• [WORK TO DO]
Give the entries again exactly, every one of them.

• [STORED RECORDS]
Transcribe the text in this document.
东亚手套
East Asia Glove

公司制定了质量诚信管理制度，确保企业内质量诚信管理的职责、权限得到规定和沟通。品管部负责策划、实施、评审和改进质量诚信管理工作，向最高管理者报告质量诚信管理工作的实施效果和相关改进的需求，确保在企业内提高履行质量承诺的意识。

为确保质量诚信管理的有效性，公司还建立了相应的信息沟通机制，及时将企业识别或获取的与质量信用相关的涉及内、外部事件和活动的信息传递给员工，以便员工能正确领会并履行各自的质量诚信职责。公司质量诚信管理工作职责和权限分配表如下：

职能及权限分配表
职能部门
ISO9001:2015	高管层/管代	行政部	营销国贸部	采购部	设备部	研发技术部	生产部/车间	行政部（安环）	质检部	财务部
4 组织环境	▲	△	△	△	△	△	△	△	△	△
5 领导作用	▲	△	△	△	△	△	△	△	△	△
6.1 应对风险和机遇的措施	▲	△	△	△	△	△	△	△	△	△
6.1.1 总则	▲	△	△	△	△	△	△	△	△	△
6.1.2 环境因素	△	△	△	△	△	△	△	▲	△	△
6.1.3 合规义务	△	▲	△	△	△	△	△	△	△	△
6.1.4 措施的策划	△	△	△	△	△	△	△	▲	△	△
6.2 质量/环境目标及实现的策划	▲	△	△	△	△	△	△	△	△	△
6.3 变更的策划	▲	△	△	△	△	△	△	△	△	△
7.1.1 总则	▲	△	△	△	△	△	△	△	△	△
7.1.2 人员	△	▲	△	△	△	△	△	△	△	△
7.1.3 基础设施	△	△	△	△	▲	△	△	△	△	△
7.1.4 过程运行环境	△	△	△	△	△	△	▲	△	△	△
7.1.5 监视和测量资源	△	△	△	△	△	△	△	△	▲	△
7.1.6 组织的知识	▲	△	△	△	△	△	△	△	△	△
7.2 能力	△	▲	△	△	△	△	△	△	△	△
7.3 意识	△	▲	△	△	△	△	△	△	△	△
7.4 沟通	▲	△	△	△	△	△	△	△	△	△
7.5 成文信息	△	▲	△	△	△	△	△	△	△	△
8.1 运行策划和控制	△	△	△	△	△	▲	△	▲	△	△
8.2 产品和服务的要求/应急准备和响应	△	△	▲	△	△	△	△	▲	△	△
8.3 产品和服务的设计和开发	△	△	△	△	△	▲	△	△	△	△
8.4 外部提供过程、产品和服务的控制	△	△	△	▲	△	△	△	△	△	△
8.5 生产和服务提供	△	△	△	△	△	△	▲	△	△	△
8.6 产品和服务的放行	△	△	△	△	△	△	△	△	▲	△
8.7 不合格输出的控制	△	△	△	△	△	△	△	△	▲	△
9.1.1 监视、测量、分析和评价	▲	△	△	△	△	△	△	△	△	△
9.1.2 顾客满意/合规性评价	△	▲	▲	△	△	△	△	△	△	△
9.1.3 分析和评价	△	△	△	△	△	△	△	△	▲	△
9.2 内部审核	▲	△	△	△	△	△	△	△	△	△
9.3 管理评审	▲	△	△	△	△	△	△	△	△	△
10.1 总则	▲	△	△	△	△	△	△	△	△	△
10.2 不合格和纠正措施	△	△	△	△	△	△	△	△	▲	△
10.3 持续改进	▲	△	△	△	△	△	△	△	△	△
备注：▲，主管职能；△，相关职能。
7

• [TASK RESULT]
Transcribe the text in this document.
东亚手套
East Asia Glove

公司制定了质量诚信管理制度，确保企业内质量诚信管理的职责、权限得到规定和沟通。品管部负责策划、实施、评审和改进质量诚信管理工作，向最高管理者报告质量诚信管理工作的实施效果和相关改进的需求，确保在企业内提高履行质量承诺的意识。

为确保质量诚信管理的有效性，公司还建立了相应的信息沟通机制，及时将企业识别或获取的与质量信用相关的涉及内、外部事件和活动的信息传递给员工，以便员工能正确领会并履行各自的质量诚信职责。公司质量诚信管理工作职责和权限分配表如下：

职能及权限分配表
职能部门
ISO9001:2015	高管层/管代	行政部	营销国贸部	采购部	设备部	研发技术部	生产部/车间	行政部（安环）	质检部	财务部
4 组织环境	▲	△	△	△	△	△	△	△	△	△
5 领导作用	▲	△	△	△	△	△	△	△	△	△
6.1 应对风险和机遇的措施	▲	△	△	△	△	△	△	△	△	△
6.1.1 总则	▲	△	△	△	△	△	△	△	△	△
6.1.2 环境因素	△	△	△	△	△	△	△	▲	△	△
6.1.3 合规义务	△	▲	△	△	△	△	△	△	△	△
6.1.4 措施的策划	△	△	△	△	△	△	△	▲	△	△
6.2 质量/环境目标及实现的策划	▲	△	△	△	△	△	△	△	△	△
6.3 变更的策划	▲	△	△	△	△	△	△	△	△	△
7.1.1 总则	▲	△	△	△	△	△	△	△	△	△
7.1.2 人员	△	▲	△	△	△	△	△	△	△	△
7.1.3 基础设施	△	△	△	△	▲	△	△	△	△	△
7.1.4 过程运行环境	△	△	△	△	△	△	▲	△	△	△
7.1.5 监视和测量资源	△	△	△	△	△	△	△	△	▲	△
7.1.6 组织的知识	▲	△	△	△	△	△	△	△	△	△
7.2 能力	△	▲	△	△	△	△	△	△	△	△
7.3 意识	△	▲	△	△	△	△	△	△	△	△
7.4 沟通	▲	△	△	△	△	△	△	△	△	△
7.5 成文信息	△	▲	△	△	△	△	△	△	△	△
8.1 运行策划和控制	△	△	△	△	△	▲	△	▲	△	△
8.2 产品和服务的要求/应急准备和响应	△	△	▲	△	△	△	△	▲	△	△
8.3 产品和服务的设计和开发	△	△	△	△	△	▲	△	△	△	△
8.4 外部提供过程、产品和服务的控制	△	△	△	▲	△	△	△	△	△	△
8.5 生产和服务提供	△	△	△	△	△	△	▲	△	△	△
8.6 产品和服务的放行	△	△	△	△	△	△	△	△	▲	△
8.7 不合格输出的控制	△	△	△	△	△	△	△	△	▲	△
9.1.1 监视、测量、分析和评价	▲	△	△	△	△	△	△	△	△	△
9.1.2 顾客满意/合规性评价	△	▲	▲	△	△	△	△	△	△	△
9.1.3 分析和评价	△	△	△	△	△	△	△	△	▲	△
9.2 内部审核	▲	△	△	△	△	△	△	△	△	△
9.3 管理评审	▲	△	△	△	△	△	△	△	△	△
10.1 总则	▲	△	△	△	△	△	△	△	△	△
10.2 不合格和纠正措施	△	△	△	△	△	△	△	△	▲	△
10.3 持续改进	▲	△	△	△	△	△	△	△	△	△
备注：▲，主管职能；△，相关职能。
7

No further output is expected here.